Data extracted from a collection
****************************************

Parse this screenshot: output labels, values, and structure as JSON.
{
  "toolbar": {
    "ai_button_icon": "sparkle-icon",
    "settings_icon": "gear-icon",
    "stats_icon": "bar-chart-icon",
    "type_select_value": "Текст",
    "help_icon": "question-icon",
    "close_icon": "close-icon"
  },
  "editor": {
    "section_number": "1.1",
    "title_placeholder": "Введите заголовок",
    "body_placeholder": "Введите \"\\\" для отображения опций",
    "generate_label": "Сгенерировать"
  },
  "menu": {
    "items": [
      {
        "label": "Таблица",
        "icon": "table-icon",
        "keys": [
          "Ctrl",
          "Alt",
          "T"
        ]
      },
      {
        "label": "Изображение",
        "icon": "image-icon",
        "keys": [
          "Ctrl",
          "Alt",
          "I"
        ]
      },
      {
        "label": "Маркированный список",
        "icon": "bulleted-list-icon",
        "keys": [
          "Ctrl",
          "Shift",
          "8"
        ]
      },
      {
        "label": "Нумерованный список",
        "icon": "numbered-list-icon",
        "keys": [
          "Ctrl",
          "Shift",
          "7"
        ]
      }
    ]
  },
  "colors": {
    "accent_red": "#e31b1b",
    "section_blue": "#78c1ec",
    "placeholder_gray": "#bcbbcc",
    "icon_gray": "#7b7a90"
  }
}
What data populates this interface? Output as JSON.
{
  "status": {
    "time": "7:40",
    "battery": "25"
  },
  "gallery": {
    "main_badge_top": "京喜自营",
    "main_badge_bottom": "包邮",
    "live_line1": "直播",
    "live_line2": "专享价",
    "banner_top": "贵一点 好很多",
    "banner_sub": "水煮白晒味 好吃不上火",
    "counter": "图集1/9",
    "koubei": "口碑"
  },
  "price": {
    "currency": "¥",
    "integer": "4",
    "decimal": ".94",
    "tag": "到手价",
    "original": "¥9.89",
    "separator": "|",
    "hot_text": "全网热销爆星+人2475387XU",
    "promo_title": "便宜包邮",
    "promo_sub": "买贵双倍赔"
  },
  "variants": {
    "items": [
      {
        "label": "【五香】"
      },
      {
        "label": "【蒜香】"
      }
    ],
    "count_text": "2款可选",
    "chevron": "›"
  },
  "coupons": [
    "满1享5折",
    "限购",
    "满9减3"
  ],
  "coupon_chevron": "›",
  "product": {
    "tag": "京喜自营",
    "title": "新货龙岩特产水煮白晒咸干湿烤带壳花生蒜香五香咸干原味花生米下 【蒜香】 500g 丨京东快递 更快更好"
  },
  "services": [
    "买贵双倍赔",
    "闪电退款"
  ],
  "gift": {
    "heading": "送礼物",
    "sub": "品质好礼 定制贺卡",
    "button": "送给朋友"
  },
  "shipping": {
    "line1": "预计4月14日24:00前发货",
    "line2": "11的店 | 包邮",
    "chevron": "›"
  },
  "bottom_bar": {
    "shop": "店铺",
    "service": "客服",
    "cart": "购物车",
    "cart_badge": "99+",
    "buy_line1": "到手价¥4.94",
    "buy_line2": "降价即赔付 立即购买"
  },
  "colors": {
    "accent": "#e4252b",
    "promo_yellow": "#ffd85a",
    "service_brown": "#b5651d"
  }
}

****************************************

Task requirements: Repeat the material above in full, exactly as it stands.

Task solution:
Parse this screenshot: output labels, values, and structure as JSON.
{
  "toolbar": {
    "ai_button_icon": "sparkle-icon",
    "settings_icon": "gear-icon",
    "stats_icon": "bar-chart-icon",
    "type_select_value": "Текст",
    "help_icon": "question-icon",
    "close_icon": "close-icon"
  },
  "editor": {
    "section_number": "1.1",
    "title_placeholder": "Введите заголовок",
    "body_placeholder": "Введите \"\\\" для отображения опций",
    "generate_label": "Сгенерировать"
  },
  "menu": {
    "items": [
      {
        "label": "Таблица",
        "icon": "table-icon",
        "keys": [
          "Ctrl",
          "Alt",
          "T"
        ]
      },
      {
        "label": "Изображение",
        "icon": "image-icon",
        "keys": [
          "Ctrl",
          "Alt",
          "I"
        ]
      },
      {
        "label": "Маркированный список",
        "icon": "bulleted-list-icon",
        "keys": [
          "Ctrl",
          "Shift",
          "8"
        ]
      },
      {
        "label": "Нумерованный список",
        "icon": "numbered-list-icon",
        "keys": [
          "Ctrl",
          "Shift",
          "7"
        ]
      }
    ]
  },
  "colors": {
    "accent_red": "#e31b1b",
    "section_blue": "#78c1ec",
    "placeholder_gray": "#bcbbcc",
    "icon_gray": "#7b7a90"
  }
}
What data populates this interface? Output as JSON.
{
  "status": {
    "time": "7:40",
    "battery": "25"
  },
  "gallery": {
    "main_badge_top": "京喜自营",
    "main_badge_bottom": "包邮",
    "live_line1": "直播",
    "live_line2": "专享价",
    "banner_top": "贵一点 好很多",
    "banner_sub": "水煮白晒味 好吃不上火",
    "counter": "图集1/9",
    "koubei": "口碑"
  },
  "price": {
    "currency": "¥",
    "integer": "4",
    "decimal": ".94",
    "tag": "到手价",
    "original": "¥9.89",
    "separator": "|",
    "hot_text": "全网热销爆星+人2475387XU",
    "promo_title": "便宜包邮",
    "promo_sub": "买贵双倍赔"
  },
  "variants": {
    "items": [
      {
        "label": "【五香】"
      },
      {
        "label": "【蒜香】"
      }
    ],
    "count_text": "2款可选",
    "chevron": "›"
  },
  "coupons": [
    "满1享5折",
    "限购",
    "满9减3"
  ],
  "coupon_chevron": "›",
  "product": {
    "tag": "京喜自营",
    "title": "新货龙岩特产水煮白晒咸干湿烤带壳花生蒜香五香咸干原味花生米下 【蒜香】 500g 丨京东快递 更快更好"
  },
  "services": [
    "买贵双倍赔",
    "闪电退款"
  ],
  "gift": {
    "heading": "送礼物",
    "sub": "品质好礼 定制贺卡",
    "button": "送给朋友"
  },
  "shipping": {
    "line1": "预计4月14日24:00前发货",
    "line2": "11的店 | 包邮",
    "chevron": "›"
  },
  "bottom_bar": {
    "shop": "店铺",
    "service": "客服",
    "cart": "购物车",
    "cart_badge": "99+",
    "buy_line1": "到手价¥4.94",
    "buy_line2": "降价即赔付 立即购买"
  },
  "colors": {
    "accent": "#e4252b",
    "promo_yellow": "#ffd85a",
    "service_brown": "#b5651d"
  }
}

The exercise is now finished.